[Data Boundary: Start]

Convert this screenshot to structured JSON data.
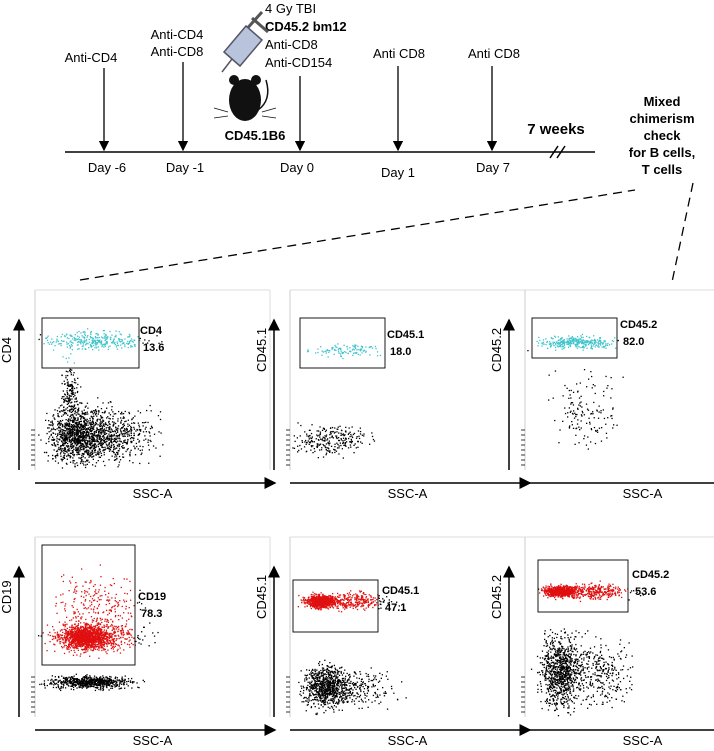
{
  "timeline": {
    "events": [
      {
        "treatment": [
          "Anti-CD4"
        ],
        "day": "Day -6"
      },
      {
        "treatment": [
          "Anti-CD4",
          "Anti-CD8"
        ],
        "day": "Day -1"
      },
      {
        "treatment": [
          "4 Gy TBI",
          "CD45.2 bm12",
          "Anti-CD8",
          "Anti-CD154"
        ],
        "day": "Day 0"
      },
      {
        "treatment": [
          "Anti CD8"
        ],
        "day": "Day 1"
      },
      {
        "treatment": [
          "Anti CD8"
        ],
        "day": "Day 7"
      }
    ],
    "recipient": "CD45.1B6",
    "duration": "7 weeks",
    "check": [
      "Mixed",
      "chimerism",
      "check",
      "for B cells,",
      "T cells"
    ]
  },
  "plots": [
    {
      "y_label": "CD4",
      "x_label": "SSC-A",
      "gate_name": "CD4",
      "gate_value": "13.6",
      "color": "#3fc4cc"
    },
    {
      "y_label": "CD45.1",
      "x_label": "SSC-A",
      "gate_name": "CD45.1",
      "gate_value": "18.0",
      "color": "#3fc4cc"
    },
    {
      "y_label": "CD45.2",
      "x_label": "SSC-A",
      "gate_name": "CD45.2",
      "gate_value": "82.0",
      "color": "#3fc4cc"
    },
    {
      "y_label": "CD19",
      "x_label": "SSC-A",
      "gate_name": "CD19",
      "gate_value": "78.3",
      "color": "#e01010"
    },
    {
      "y_label": "CD45.1",
      "x_label": "SSC-A",
      "gate_name": "CD45.1",
      "gate_value": "47.1",
      "color": "#e01010"
    },
    {
      "y_label": "CD45.2",
      "x_label": "SSC-A",
      "gate_name": "CD45.2",
      "gate_value": "53.6",
      "color": "#e01010"
    }
  ]
}
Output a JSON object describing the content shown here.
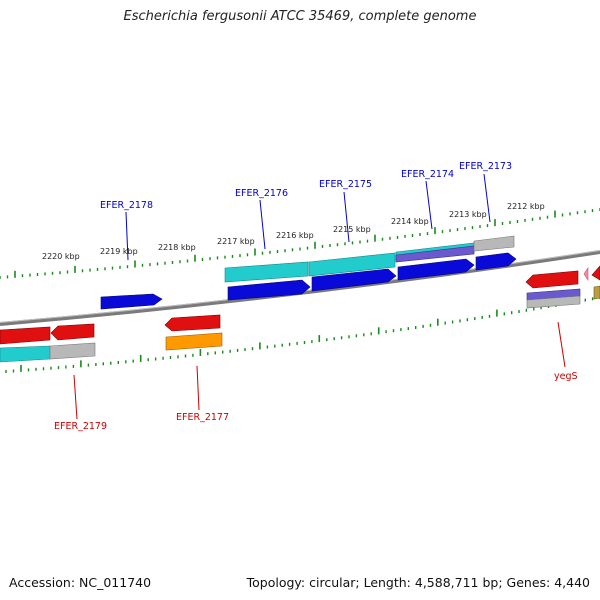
{
  "title": "Escherichia fergusonii ATCC 35469, complete genome",
  "footer": {
    "accession": "Accession: NC_011740",
    "topology": "Topology: circular; Length: 4,588,711 bp; Genes: 4,440"
  },
  "scale_labels": [
    "2220 kbp",
    "2219 kbp",
    "2218 kbp",
    "2217 kbp",
    "2216 kbp",
    "2215 kbp",
    "2214 kbp",
    "2213 kbp",
    "2212 kbp"
  ],
  "gene_labels": {
    "top": [
      "EFER_2178",
      "EFER_2176",
      "EFER_2175",
      "EFER_2174",
      "EFER_2173"
    ],
    "bottom": [
      "EFER_2179",
      "EFER_2177",
      "yegS"
    ]
  },
  "colors": {
    "label_top": "#0000cc",
    "label_bottom": "#cc0000",
    "backbone": "#7a7a7a",
    "ticks": "#1a8a1a",
    "cds_blue": "#0a0ad8",
    "cds_red": "#e01010",
    "cds_cyan": "#22cccc",
    "cds_orange": "#ff9900",
    "cds_grey": "#b8b8b8",
    "cds_purple": "#6a5acd",
    "cds_pink": "#ff88aa",
    "cds_olive": "#b8a040"
  }
}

[Data Boundary: End]

When copying the entries, drop the images and keep every line exact.

Convert this screenshot to structured JSON data.
{
  "timeline": {
    "events": [
      {
        "treatment": [
          "Anti-CD4"
        ],
        "day": "Day -6"
      },
      {
        "treatment": [
          "Anti-CD4",
          "Anti-CD8"
        ],
        "day": "Day -1"
      },
      {
        "treatment": [
          "4 Gy TBI",
          "CD45.2 bm12",
          "Anti-CD8",
          "Anti-CD154"
        ],
        "day": "Day 0"
      },
      {
        "treatment": [
          "Anti CD8"
        ],
        "day": "Day 1"
      },
      {
        "treatment": [
          "Anti CD8"
        ],
        "day": "Day 7"
      }
    ],
    "recipient": "CD45.1B6",
    "duration": "7 weeks",
    "check": [
      "Mixed",
      "chimerism",
      "check",
      "for B cells,",
      "T cells"
    ]
  },
  "plots": [
    {
      "y_label": "CD4",
      "x_label": "SSC-A",
      "gate_name": "CD4",
      "gate_value": "13.6",
      "color": "#3fc4cc"
    },
    {
      "y_label": "CD45.1",
      "x_label": "SSC-A",
      "gate_name": "CD45.1",
      "gate_value": "18.0",
      "color": "#3fc4cc"
    },
    {
      "y_label": "CD45.2",
      "x_label": "SSC-A",
      "gate_name": "CD45.2",
      "gate_value": "82.0",
      "color": "#3fc4cc"
    },
    {
      "y_label": "CD19",
      "x_label": "SSC-A",
      "gate_name": "CD19",
      "gate_value": "78.3",
      "color": "#e01010"
    },
    {
      "y_label": "CD45.1",
      "x_label": "SSC-A",
      "gate_name": "CD45.1",
      "gate_value": "47.1",
      "color": "#e01010"
    },
    {
      "y_label": "CD45.2",
      "x_label": "SSC-A",
      "gate_name": "CD45.2",
      "gate_value": "53.6",
      "color": "#e01010"
    }
  ]
}
Output a JSON object describing the content shown here.
{
  "title": "Escherichia fergusonii ATCC 35469, complete genome",
  "footer": {
    "accession": "Accession: NC_011740",
    "topology": "Topology: circular; Length: 4,588,711 bp; Genes: 4,440"
  },
  "scale_labels": [
    "2220 kbp",
    "2219 kbp",
    "2218 kbp",
    "2217 kbp",
    "2216 kbp",
    "2215 kbp",
    "2214 kbp",
    "2213 kbp",
    "2212 kbp"
  ],
  "gene_labels": {
    "top": [
      "EFER_2178",
      "EFER_2176",
      "EFER_2175",
      "EFER_2174",
      "EFER_2173"
    ],
    "bottom": [
      "EFER_2179",
      "EFER_2177",
      "yegS"
    ]
  },
  "colors": {
    "label_top": "#0000cc",
    "label_bottom": "#cc0000",
    "backbone": "#7a7a7a",
    "ticks": "#1a8a1a",
    "cds_blue": "#0a0ad8",
    "cds_red": "#e01010",
    "cds_cyan": "#22cccc",
    "cds_orange": "#ff9900",
    "cds_grey": "#b8b8b8",
    "cds_purple": "#6a5acd",
    "cds_pink": "#ff88aa",
    "cds_olive": "#b8a040"
  }
}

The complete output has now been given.